_The problem_
Work through the entries below and report how many lines include "Desired". The number alone is the answer.

════════════════════

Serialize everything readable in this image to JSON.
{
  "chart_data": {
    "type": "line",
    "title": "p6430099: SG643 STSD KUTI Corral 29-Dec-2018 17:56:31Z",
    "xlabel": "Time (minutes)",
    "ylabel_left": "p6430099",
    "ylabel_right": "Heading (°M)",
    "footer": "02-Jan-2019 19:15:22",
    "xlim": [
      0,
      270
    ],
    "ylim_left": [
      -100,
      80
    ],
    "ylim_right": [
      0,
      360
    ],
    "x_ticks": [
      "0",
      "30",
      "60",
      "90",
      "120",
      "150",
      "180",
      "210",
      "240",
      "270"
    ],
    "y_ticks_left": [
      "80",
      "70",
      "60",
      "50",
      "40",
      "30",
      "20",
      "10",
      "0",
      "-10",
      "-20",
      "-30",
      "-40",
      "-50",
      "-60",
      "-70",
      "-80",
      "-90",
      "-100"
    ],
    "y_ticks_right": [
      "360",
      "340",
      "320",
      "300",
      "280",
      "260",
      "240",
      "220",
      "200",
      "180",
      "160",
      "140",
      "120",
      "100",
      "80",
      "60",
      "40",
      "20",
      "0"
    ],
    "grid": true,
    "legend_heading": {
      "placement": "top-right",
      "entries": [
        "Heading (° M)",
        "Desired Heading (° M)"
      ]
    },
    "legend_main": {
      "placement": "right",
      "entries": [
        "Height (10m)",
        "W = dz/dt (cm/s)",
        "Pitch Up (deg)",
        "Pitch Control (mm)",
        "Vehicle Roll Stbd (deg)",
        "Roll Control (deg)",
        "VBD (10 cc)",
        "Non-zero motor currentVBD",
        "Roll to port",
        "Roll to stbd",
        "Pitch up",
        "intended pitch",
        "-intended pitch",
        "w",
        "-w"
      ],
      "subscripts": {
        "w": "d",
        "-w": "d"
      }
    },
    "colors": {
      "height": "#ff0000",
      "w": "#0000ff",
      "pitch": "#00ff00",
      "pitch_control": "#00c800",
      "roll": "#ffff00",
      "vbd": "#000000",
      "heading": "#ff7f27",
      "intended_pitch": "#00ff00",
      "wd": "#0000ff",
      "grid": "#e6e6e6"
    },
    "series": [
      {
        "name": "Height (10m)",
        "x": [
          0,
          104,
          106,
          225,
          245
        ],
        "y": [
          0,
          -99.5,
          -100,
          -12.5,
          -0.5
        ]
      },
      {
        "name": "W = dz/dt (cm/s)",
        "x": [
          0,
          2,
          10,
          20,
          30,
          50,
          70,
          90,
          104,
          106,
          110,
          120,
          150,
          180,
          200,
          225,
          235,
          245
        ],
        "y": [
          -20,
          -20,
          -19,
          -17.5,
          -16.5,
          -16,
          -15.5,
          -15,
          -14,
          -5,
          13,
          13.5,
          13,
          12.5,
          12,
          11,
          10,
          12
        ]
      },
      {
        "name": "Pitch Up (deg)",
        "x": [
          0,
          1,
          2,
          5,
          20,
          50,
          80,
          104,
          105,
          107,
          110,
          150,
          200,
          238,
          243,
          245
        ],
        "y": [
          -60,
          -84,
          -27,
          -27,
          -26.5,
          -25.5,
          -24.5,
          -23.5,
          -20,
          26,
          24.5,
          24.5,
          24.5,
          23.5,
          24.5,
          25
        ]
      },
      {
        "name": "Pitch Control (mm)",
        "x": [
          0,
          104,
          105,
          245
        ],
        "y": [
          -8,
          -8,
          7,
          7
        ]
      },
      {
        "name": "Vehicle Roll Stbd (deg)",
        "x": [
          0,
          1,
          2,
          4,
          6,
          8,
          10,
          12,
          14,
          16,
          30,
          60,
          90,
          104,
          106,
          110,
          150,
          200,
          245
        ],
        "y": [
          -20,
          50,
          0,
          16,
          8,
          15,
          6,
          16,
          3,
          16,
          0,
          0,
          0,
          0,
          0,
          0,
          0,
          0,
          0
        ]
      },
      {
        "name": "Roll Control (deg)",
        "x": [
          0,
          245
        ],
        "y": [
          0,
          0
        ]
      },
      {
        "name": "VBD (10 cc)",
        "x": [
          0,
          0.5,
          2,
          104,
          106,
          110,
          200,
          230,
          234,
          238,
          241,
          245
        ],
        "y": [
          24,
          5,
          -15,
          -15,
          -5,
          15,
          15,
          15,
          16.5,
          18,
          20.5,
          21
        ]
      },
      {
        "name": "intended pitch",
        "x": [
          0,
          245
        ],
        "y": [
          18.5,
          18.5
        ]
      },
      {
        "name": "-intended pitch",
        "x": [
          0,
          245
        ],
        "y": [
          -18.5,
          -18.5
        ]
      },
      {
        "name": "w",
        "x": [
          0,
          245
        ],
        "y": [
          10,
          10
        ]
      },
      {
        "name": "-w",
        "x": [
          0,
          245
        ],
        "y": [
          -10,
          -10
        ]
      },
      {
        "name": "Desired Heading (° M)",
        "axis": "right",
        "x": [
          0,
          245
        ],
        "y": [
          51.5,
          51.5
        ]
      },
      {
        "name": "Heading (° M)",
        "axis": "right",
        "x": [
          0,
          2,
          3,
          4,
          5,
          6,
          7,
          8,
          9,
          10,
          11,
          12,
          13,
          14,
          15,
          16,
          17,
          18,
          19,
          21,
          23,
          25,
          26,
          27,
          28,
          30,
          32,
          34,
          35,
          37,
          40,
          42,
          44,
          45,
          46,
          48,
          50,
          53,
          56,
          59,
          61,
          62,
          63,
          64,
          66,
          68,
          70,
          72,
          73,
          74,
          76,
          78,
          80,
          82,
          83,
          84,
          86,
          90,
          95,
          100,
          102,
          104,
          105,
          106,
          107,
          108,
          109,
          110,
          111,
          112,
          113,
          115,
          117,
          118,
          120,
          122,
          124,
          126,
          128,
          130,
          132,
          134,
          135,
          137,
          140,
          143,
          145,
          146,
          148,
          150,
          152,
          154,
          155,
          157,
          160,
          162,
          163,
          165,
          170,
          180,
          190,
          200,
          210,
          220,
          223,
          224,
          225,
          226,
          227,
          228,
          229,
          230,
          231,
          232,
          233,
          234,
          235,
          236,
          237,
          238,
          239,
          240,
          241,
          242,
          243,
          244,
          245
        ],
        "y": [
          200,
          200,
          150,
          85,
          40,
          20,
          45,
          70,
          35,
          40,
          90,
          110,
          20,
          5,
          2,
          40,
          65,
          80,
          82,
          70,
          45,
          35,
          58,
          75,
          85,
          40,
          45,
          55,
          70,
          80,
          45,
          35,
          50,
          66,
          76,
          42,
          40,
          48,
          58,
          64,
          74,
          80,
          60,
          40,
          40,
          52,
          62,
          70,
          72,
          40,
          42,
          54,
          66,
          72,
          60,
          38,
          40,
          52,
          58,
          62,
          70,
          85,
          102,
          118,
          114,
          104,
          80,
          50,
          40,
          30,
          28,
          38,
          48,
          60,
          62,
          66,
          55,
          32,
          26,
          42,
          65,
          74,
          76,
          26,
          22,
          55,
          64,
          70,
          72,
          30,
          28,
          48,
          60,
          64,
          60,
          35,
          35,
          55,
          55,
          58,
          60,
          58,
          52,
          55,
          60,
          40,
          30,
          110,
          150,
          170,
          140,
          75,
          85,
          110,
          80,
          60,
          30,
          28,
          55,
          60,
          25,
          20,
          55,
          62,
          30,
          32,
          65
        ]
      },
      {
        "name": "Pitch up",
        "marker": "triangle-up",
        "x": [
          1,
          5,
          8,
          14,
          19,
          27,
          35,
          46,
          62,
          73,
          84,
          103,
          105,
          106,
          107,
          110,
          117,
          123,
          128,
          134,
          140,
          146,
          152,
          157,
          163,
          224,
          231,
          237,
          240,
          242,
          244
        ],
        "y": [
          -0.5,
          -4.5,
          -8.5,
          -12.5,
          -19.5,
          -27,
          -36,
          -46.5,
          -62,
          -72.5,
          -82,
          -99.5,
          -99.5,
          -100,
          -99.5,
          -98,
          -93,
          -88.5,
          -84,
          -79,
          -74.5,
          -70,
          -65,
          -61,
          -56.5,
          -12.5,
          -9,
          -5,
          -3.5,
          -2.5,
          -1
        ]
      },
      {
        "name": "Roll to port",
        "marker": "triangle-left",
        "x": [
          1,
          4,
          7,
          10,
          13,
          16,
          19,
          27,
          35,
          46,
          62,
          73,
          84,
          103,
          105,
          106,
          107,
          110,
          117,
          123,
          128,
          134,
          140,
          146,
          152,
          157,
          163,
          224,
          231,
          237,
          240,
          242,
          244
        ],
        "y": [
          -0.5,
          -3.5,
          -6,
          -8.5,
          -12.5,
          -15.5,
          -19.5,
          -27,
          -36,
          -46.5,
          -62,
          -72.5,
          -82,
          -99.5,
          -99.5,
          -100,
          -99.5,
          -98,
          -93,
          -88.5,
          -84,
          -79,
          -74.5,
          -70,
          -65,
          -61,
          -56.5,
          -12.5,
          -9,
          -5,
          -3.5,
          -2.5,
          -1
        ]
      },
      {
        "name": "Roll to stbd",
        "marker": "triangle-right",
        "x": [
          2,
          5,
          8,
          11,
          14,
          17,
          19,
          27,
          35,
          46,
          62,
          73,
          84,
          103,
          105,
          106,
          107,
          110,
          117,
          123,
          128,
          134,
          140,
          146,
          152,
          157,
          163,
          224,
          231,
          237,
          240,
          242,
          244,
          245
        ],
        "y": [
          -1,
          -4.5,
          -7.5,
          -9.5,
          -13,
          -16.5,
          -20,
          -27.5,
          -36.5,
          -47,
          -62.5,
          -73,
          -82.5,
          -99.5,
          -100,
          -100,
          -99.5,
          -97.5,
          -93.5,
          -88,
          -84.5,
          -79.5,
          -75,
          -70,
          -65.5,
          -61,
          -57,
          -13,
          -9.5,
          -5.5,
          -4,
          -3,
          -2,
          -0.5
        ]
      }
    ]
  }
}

════════════════════

_Result_
2